PROBLEM DETAILS:
Go through the listing and write out all of it exactly.

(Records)
○ ○ ○ ○ ○ ○ ○
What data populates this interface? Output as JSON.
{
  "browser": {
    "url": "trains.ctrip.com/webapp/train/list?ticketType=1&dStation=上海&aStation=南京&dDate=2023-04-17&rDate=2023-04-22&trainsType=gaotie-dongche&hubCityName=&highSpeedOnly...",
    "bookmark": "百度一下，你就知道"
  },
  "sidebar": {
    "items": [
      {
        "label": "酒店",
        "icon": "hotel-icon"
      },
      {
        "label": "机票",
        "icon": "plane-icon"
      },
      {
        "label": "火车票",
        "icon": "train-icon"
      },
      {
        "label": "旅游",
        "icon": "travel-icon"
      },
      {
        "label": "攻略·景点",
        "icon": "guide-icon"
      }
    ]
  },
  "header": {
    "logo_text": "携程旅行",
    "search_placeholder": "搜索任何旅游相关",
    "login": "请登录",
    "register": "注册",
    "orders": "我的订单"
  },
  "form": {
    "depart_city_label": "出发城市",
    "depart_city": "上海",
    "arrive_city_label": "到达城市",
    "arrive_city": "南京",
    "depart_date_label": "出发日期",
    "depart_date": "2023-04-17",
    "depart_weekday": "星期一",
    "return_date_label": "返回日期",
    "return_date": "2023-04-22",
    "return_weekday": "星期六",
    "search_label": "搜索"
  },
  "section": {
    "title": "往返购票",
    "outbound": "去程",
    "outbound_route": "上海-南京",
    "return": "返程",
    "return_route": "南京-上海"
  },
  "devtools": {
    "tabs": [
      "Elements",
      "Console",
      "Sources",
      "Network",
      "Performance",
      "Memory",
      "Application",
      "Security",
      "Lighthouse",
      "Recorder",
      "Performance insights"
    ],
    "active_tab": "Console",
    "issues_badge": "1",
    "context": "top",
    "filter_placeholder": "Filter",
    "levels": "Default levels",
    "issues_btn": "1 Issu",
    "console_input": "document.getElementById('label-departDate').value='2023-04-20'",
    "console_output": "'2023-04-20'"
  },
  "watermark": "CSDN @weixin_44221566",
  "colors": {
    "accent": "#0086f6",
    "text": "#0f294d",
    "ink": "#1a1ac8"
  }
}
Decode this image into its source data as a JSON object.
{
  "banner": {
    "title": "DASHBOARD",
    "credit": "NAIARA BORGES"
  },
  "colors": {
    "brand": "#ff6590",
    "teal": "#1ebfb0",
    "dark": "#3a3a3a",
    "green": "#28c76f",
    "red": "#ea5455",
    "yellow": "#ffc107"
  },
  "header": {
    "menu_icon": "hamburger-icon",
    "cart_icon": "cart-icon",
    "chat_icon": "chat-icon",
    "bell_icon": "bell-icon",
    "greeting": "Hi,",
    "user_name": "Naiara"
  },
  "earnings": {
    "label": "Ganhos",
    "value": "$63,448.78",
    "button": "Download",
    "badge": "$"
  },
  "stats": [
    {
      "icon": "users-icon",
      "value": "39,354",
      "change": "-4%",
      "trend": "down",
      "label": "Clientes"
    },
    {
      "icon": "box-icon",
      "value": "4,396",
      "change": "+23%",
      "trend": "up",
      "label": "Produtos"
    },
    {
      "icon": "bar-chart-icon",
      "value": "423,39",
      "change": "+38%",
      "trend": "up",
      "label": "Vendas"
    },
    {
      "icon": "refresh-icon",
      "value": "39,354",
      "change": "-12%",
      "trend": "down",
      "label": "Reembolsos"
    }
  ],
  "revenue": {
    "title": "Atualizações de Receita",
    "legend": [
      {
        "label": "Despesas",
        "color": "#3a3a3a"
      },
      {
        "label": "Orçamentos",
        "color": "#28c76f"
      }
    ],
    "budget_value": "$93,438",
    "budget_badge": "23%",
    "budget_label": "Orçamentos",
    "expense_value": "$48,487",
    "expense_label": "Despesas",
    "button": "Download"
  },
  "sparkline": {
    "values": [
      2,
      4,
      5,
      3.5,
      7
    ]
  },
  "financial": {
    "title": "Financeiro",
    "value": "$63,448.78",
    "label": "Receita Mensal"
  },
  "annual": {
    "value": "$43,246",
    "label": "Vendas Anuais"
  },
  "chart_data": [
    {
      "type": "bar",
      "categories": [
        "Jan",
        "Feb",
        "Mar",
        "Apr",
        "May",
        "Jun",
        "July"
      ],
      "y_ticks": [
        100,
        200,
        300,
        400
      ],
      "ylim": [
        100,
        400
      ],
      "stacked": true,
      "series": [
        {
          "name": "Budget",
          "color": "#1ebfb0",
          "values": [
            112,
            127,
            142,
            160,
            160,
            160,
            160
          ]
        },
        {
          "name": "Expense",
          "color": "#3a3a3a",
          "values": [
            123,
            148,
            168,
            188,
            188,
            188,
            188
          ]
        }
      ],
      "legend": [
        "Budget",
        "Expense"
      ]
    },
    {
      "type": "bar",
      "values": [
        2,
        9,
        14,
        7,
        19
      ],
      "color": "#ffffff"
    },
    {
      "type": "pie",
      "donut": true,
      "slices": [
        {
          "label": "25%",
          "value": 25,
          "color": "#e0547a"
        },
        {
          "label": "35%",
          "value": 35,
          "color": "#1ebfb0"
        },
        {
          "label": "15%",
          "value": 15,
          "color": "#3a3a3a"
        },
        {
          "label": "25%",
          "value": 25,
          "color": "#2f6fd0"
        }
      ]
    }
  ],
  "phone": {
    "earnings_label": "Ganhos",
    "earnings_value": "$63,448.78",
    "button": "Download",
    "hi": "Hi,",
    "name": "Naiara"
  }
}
○ ○ ○ ○ ○ ○ ○
WORKED SOLUTION:
What data populates this interface? Output as JSON.
{
  "browser": {
    "url": "trains.ctrip.com/webapp/train/list?ticketType=1&dStation=上海&aStation=南京&dDate=2023-04-17&rDate=2023-04-22&trainsType=gaotie-dongche&hubCityName=&highSpeedOnly...",
    "bookmark": "百度一下，你就知道"
  },
  "sidebar": {
    "items": [
      {
        "label": "酒店",
        "icon": "hotel-icon"
      },
      {
        "label": "机票",
        "icon": "plane-icon"
      },
      {
        "label": "火车票",
        "icon": "train-icon"
      },
      {
        "label": "旅游",
        "icon": "travel-icon"
      },
      {
        "label": "攻略·景点",
        "icon": "guide-icon"
      }
    ]
  },
  "header": {
    "logo_text": "携程旅行",
    "search_placeholder": "搜索任何旅游相关",
    "login": "请登录",
    "register": "注册",
    "orders": "我的订单"
  },
  "form": {
    "depart_city_label": "出发城市",
    "depart_city": "上海",
    "arrive_city_label": "到达城市",
    "arrive_city": "南京",
    "depart_date_label": "出发日期",
    "depart_date": "2023-04-17",
    "depart_weekday": "星期一",
    "return_date_label": "返回日期",
    "return_date": "2023-04-22",
    "return_weekday": "星期六",
    "search_label": "搜索"
  },
  "section": {
    "title": "往返购票",
    "outbound": "去程",
    "outbound_route": "上海-南京",
    "return": "返程",
    "return_route": "南京-上海"
  },
  "devtools": {
    "tabs": [
      "Elements",
      "Console",
      "Sources",
      "Network",
      "Performance",
      "Memory",
      "Application",
      "Security",
      "Lighthouse",
      "Recorder",
      "Performance insights"
    ],
    "active_tab": "Console",
    "issues_badge": "1",
    "context": "top",
    "filter_placeholder": "Filter",
    "levels": "Default levels",
    "issues_btn": "1 Issu",
    "console_input": "document.getElementById('label-departDate').value='2023-04-20'",
    "console_output": "'2023-04-20'"
  },
  "watermark": "CSDN @weixin_44221566",
  "colors": {
    "accent": "#0086f6",
    "text": "#0f294d",
    "ink": "#1a1ac8"
  }
}
Decode this image into its source data as a JSON object.
{
  "banner": {
    "title": "DASHBOARD",
    "credit": "NAIARA BORGES"
  },
  "colors": {
    "brand": "#ff6590",
    "teal": "#1ebfb0",
    "dark": "#3a3a3a",
    "green": "#28c76f",
    "red": "#ea5455",
    "yellow": "#ffc107"
  },
  "header": {
    "menu_icon": "hamburger-icon",
    "cart_icon": "cart-icon",
    "chat_icon": "chat-icon",
    "bell_icon": "bell-icon",
    "greeting": "Hi,",
    "user_name": "Naiara"
  },
  "earnings": {
    "label": "Ganhos",
    "value": "$63,448.78",
    "button": "Download",
    "badge": "$"
  },
  "stats": [
    {
      "icon": "users-icon",
      "value": "39,354",
      "change": "-4%",
      "trend": "down",
      "label": "Clientes"
    },
    {
      "icon": "box-icon",
      "value": "4,396",
      "change": "+23%",
      "trend": "up",
      "label": "Produtos"
    },
    {
      "icon": "bar-chart-icon",
      "value": "423,39",
      "change": "+38%",
      "trend": "up",
      "label": "Vendas"
    },
    {
      "icon": "refresh-icon",
      "value": "39,354",
      "change": "-12%",
      "trend": "down",
      "label": "Reembolsos"
    }
  ],
  "revenue": {
    "title": "Atualizações de Receita",
    "legend": [
      {
        "label": "Despesas",
        "color": "#3a3a3a"
      },
      {
        "label": "Orçamentos",
        "color": "#28c76f"
      }
    ],
    "budget_value": "$93,438",
    "budget_badge": "23%",
    "budget_label": "Orçamentos",
    "expense_value": "$48,487",
    "expense_label": "Despesas",
    "button": "Download"
  },
  "sparkline": {
    "values": [
      2,
      4,
      5,
      3.5,
      7
    ]
  },
  "financial": {
    "title": "Financeiro",
    "value": "$63,448.78",
    "label": "Receita Mensal"
  },
  "annual": {
    "value": "$43,246",
    "label": "Vendas Anuais"
  },
  "chart_data": [
    {
      "type": "bar",
      "categories": [
        "Jan",
        "Feb",
        "Mar",
        "Apr",
        "May",
        "Jun",
        "July"
      ],
      "y_ticks": [
        100,
        200,
        300,
        400
      ],
      "ylim": [
        100,
        400
      ],
      "stacked": true,
      "series": [
        {
          "name": "Budget",
          "color": "#1ebfb0",
          "values": [
            112,
            127,
            142,
            160,
            160,
            160,
            160
          ]
        },
        {
          "name": "Expense",
          "color": "#3a3a3a",
          "values": [
            123,
            148,
            168,
            188,
            188,
            188,
            188
          ]
        }
      ],
      "legend": [
        "Budget",
        "Expense"
      ]
    },
    {
      "type": "bar",
      "values": [
        2,
        9,
        14,
        7,
        19
      ],
      "color": "#ffffff"
    },
    {
      "type": "pie",
      "donut": true,
      "slices": [
        {
          "label": "25%",
          "value": 25,
          "color": "#e0547a"
        },
        {
          "label": "35%",
          "value": 35,
          "color": "#1ebfb0"
        },
        {
          "label": "15%",
          "value": 15,
          "color": "#3a3a3a"
        },
        {
          "label": "25%",
          "value": 25,
          "color": "#2f6fd0"
        }
      ]
    }
  ],
  "phone": {
    "earnings_label": "Ganhos",
    "earnings_value": "$63,448.78",
    "button": "Download",
    "hi": "Hi,",
    "name": "Naiara"
  }
}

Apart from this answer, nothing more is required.